Provided records
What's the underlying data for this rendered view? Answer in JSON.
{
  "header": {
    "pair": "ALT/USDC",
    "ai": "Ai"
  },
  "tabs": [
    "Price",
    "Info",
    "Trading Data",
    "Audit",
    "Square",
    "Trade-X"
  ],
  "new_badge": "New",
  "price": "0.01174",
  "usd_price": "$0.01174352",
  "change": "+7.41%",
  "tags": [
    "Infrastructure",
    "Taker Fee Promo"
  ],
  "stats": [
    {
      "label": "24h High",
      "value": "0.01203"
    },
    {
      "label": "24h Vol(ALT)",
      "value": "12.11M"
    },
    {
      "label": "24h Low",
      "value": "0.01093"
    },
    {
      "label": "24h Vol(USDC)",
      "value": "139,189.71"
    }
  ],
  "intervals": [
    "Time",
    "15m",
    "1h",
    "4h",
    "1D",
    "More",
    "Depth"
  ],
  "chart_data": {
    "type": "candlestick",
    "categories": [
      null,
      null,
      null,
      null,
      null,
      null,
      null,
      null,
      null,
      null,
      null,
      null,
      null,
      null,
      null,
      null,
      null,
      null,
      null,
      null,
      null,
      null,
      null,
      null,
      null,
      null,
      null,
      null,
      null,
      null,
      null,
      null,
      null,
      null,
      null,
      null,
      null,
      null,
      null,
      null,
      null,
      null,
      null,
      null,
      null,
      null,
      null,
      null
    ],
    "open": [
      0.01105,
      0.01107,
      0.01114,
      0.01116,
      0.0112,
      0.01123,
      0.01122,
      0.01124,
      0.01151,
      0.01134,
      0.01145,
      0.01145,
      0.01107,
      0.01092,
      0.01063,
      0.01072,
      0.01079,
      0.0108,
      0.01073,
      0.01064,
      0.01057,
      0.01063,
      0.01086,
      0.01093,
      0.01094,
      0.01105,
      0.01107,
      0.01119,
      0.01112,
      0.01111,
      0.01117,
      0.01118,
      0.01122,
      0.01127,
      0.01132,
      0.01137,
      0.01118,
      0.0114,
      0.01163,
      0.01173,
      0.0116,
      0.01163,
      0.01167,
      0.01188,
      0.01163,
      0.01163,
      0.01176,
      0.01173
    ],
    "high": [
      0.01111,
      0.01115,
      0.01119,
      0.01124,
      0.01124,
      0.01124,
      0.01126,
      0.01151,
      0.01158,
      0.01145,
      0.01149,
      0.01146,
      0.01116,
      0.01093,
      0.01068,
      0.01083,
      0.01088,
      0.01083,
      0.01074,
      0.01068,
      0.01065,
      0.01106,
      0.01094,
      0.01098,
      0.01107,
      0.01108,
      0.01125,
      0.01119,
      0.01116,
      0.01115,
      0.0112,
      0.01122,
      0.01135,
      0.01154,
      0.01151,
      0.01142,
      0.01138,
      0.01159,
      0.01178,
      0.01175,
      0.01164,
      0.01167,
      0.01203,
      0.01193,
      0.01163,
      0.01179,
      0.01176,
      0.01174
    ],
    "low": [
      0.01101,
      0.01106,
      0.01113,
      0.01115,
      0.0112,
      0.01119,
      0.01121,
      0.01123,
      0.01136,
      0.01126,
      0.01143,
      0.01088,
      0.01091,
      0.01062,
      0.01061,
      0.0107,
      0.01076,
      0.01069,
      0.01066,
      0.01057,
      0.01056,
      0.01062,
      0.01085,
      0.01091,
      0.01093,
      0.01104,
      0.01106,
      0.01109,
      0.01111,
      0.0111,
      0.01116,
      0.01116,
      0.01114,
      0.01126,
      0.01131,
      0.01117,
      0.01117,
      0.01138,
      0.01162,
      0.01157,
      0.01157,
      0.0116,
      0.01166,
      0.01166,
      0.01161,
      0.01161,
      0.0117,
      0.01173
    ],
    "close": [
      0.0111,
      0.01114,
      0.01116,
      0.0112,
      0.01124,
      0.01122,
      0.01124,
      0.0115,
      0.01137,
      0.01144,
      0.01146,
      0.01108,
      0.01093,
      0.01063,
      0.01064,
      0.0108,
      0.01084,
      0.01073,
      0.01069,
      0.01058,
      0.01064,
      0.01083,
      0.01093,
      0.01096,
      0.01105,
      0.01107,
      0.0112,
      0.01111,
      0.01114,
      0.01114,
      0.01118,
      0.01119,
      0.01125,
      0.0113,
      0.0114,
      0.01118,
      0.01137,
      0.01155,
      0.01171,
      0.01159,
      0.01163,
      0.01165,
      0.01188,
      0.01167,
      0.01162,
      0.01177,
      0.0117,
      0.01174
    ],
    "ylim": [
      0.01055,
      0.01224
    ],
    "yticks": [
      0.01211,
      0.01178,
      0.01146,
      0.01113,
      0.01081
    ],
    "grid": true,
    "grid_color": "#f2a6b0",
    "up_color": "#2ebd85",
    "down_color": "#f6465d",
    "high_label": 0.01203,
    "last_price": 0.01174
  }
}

What the task asks
Copy out every line of the data above, exactly as given.

Exercise solution
What's the underlying data for this rendered view? Answer in JSON.
{
  "header": {
    "pair": "ALT/USDC",
    "ai": "Ai"
  },
  "tabs": [
    "Price",
    "Info",
    "Trading Data",
    "Audit",
    "Square",
    "Trade-X"
  ],
  "new_badge": "New",
  "price": "0.01174",
  "usd_price": "$0.01174352",
  "change": "+7.41%",
  "tags": [
    "Infrastructure",
    "Taker Fee Promo"
  ],
  "stats": [
    {
      "label": "24h High",
      "value": "0.01203"
    },
    {
      "label": "24h Vol(ALT)",
      "value": "12.11M"
    },
    {
      "label": "24h Low",
      "value": "0.01093"
    },
    {
      "label": "24h Vol(USDC)",
      "value": "139,189.71"
    }
  ],
  "intervals": [
    "Time",
    "15m",
    "1h",
    "4h",
    "1D",
    "More",
    "Depth"
  ],
  "chart_data": {
    "type": "candlestick",
    "categories": [
      null,
      null,
      null,
      null,
      null,
      null,
      null,
      null,
      null,
      null,
      null,
      null,
      null,
      null,
      null,
      null,
      null,
      null,
      null,
      null,
      null,
      null,
      null,
      null,
      null,
      null,
      null,
      null,
      null,
      null,
      null,
      null,
      null,
      null,
      null,
      null,
      null,
      null,
      null,
      null,
      null,
      null,
      null,
      null,
      null,
      null,
      null,
      null
    ],
    "open": [
      0.01105,
      0.01107,
      0.01114,
      0.01116,
      0.0112,
      0.01123,
      0.01122,
      0.01124,
      0.01151,
      0.01134,
      0.01145,
      0.01145,
      0.01107,
      0.01092,
      0.01063,
      0.01072,
      0.01079,
      0.0108,
      0.01073,
      0.01064,
      0.01057,
      0.01063,
      0.01086,
      0.01093,
      0.01094,
      0.01105,
      0.01107,
      0.01119,
      0.01112,
      0.01111,
      0.01117,
      0.01118,
      0.01122,
      0.01127,
      0.01132,
      0.01137,
      0.01118,
      0.0114,
      0.01163,
      0.01173,
      0.0116,
      0.01163,
      0.01167,
      0.01188,
      0.01163,
      0.01163,
      0.01176,
      0.01173
    ],
    "high": [
      0.01111,
      0.01115,
      0.01119,
      0.01124,
      0.01124,
      0.01124,
      0.01126,
      0.01151,
      0.01158,
      0.01145,
      0.01149,
      0.01146,
      0.01116,
      0.01093,
      0.01068,
      0.01083,
      0.01088,
      0.01083,
      0.01074,
      0.01068,
      0.01065,
      0.01106,
      0.01094,
      0.01098,
      0.01107,
      0.01108,
      0.01125,
      0.01119,
      0.01116,
      0.01115,
      0.0112,
      0.01122,
      0.01135,
      0.01154,
      0.01151,
      0.01142,
      0.01138,
      0.01159,
      0.01178,
      0.01175,
      0.01164,
      0.01167,
      0.01203,
      0.01193,
      0.01163,
      0.01179,
      0.01176,
      0.01174
    ],
    "low": [
      0.01101,
      0.01106,
      0.01113,
      0.01115,
      0.0112,
      0.01119,
      0.01121,
      0.01123,
      0.01136,
      0.01126,
      0.01143,
      0.01088,
      0.01091,
      0.01062,
      0.01061,
      0.0107,
      0.01076,
      0.01069,
      0.01066,
      0.01057,
      0.01056,
      0.01062,
      0.01085,
      0.01091,
      0.01093,
      0.01104,
      0.01106,
      0.01109,
      0.01111,
      0.0111,
      0.01116,
      0.01116,
      0.01114,
      0.01126,
      0.01131,
      0.01117,
      0.01117,
      0.01138,
      0.01162,
      0.01157,
      0.01157,
      0.0116,
      0.01166,
      0.01166,
      0.01161,
      0.01161,
      0.0117,
      0.01173
    ],
    "close": [
      0.0111,
      0.01114,
      0.01116,
      0.0112,
      0.01124,
      0.01122,
      0.01124,
      0.0115,
      0.01137,
      0.01144,
      0.01146,
      0.01108,
      0.01093,
      0.01063,
      0.01064,
      0.0108,
      0.01084,
      0.01073,
      0.01069,
      0.01058,
      0.01064,
      0.01083,
      0.01093,
      0.01096,
      0.01105,
      0.01107,
      0.0112,
      0.01111,
      0.01114,
      0.01114,
      0.01118,
      0.01119,
      0.01125,
      0.0113,
      0.0114,
      0.01118,
      0.01137,
      0.01155,
      0.01171,
      0.01159,
      0.01163,
      0.01165,
      0.01188,
      0.01167,
      0.01162,
      0.01177,
      0.0117,
      0.01174
    ],
    "ylim": [
      0.01055,
      0.01224
    ],
    "yticks": [
      0.01211,
      0.01178,
      0.01146,
      0.01113,
      0.01081
    ],
    "grid": true,
    "grid_color": "#f2a6b0",
    "up_color": "#2ebd85",
    "down_color": "#f6465d",
    "high_label": 0.01203,
    "last_price": 0.01174
  }
}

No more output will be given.